Written instruction: Report the count of lines holding "text" in the records, with no other words.

Dataset:
** Begin **
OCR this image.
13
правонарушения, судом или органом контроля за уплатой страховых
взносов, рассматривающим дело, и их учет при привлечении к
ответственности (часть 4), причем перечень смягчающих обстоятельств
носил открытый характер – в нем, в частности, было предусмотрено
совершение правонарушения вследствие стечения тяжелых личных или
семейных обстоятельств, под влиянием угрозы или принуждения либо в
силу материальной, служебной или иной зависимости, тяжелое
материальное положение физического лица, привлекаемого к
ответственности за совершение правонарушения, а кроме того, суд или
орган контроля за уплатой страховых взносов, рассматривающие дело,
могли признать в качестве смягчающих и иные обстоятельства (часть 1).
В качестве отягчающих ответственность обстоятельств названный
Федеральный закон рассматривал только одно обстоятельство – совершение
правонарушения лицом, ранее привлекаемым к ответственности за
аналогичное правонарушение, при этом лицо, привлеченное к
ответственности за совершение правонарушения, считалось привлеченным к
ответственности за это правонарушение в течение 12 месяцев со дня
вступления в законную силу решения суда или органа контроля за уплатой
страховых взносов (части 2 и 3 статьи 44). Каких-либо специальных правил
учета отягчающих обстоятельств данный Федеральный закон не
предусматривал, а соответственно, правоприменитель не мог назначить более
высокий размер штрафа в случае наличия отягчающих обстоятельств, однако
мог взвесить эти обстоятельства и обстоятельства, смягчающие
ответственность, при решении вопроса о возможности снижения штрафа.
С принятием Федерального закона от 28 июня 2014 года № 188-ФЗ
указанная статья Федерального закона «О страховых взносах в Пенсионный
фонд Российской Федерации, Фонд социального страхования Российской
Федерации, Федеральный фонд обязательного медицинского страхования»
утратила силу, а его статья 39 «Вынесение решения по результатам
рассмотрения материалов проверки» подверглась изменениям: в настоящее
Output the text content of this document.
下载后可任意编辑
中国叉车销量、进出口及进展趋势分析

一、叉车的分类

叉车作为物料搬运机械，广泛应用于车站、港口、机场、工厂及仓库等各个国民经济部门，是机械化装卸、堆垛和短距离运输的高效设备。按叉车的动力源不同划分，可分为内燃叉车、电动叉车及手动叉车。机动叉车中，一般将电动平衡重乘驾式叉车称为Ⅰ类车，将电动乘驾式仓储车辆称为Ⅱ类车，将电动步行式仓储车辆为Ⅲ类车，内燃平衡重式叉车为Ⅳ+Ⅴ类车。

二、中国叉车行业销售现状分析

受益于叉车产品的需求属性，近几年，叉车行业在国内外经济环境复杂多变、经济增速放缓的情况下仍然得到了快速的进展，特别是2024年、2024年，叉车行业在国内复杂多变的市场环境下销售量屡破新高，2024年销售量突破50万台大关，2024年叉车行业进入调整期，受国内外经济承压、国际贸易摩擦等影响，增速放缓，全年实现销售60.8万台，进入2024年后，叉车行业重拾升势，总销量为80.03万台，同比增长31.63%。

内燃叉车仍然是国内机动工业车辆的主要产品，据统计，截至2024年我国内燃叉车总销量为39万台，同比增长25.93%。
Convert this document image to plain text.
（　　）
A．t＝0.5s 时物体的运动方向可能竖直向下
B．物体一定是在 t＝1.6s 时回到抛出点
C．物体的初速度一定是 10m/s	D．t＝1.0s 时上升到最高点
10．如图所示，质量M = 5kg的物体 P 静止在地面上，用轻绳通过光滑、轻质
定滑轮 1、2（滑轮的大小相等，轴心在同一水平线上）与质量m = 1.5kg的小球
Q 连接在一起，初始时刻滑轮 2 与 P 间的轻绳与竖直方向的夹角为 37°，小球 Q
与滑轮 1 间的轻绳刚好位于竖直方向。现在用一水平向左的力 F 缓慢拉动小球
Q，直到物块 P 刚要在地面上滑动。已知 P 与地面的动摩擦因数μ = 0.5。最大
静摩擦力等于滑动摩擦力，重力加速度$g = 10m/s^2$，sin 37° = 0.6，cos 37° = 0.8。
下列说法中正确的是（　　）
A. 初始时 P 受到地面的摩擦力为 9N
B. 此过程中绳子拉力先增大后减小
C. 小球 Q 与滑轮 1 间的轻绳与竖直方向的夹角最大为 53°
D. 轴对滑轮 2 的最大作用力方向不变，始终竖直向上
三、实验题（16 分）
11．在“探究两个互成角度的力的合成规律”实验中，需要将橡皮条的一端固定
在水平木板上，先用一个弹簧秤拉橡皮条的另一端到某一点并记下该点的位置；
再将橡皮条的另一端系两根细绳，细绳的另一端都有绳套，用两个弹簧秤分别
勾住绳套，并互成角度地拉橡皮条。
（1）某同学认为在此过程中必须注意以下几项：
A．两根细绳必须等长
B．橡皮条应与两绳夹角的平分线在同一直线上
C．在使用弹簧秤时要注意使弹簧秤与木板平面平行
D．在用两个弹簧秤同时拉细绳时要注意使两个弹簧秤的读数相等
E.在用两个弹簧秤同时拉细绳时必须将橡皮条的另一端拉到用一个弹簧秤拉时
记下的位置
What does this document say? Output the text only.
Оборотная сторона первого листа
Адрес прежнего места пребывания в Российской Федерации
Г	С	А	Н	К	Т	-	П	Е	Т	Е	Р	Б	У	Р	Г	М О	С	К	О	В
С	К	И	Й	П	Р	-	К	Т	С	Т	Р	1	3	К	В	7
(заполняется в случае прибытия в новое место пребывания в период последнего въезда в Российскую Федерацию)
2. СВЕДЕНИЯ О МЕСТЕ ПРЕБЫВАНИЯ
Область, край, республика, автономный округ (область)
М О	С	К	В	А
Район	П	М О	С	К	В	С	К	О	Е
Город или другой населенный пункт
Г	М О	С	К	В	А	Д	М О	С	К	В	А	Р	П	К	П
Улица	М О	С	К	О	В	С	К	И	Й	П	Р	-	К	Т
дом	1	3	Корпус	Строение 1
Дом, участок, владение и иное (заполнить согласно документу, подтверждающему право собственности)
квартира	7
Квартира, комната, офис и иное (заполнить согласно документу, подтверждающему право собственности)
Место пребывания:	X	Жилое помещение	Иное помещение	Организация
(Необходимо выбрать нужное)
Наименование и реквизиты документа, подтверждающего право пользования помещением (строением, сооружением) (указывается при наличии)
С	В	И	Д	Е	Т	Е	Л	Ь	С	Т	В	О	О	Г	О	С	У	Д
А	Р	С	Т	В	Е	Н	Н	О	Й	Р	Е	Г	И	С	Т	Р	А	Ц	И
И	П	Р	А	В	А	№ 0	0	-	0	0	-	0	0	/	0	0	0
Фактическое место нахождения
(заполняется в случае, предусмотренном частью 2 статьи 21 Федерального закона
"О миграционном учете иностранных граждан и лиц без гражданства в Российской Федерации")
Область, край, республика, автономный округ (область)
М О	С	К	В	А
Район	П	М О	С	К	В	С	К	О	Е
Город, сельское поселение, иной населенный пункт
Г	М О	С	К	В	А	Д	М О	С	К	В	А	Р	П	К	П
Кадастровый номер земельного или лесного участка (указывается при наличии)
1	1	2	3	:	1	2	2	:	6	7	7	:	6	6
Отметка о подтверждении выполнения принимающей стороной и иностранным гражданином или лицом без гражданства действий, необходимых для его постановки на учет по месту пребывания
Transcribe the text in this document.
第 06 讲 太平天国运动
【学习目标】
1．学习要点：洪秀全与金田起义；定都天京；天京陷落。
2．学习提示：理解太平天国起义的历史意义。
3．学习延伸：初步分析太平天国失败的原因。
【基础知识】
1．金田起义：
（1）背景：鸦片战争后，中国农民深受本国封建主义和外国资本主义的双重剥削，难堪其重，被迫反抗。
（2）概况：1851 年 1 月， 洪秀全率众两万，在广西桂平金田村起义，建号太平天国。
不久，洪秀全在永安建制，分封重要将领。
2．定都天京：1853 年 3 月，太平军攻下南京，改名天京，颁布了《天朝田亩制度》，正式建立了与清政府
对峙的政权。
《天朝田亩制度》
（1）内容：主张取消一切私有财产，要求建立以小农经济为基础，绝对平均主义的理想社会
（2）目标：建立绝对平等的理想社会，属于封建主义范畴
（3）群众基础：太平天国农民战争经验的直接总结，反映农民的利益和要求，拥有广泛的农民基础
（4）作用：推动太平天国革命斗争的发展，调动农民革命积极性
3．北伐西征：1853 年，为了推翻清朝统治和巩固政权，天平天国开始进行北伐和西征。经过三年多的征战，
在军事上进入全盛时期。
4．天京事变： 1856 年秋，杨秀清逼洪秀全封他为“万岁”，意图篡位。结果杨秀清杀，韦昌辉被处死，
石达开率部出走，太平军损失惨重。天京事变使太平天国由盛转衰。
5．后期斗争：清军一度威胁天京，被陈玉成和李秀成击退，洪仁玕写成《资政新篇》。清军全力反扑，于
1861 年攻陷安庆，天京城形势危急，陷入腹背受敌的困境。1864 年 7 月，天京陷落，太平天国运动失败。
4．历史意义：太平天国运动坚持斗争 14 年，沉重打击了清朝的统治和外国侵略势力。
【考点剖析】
** End **
Output of the exercise: 4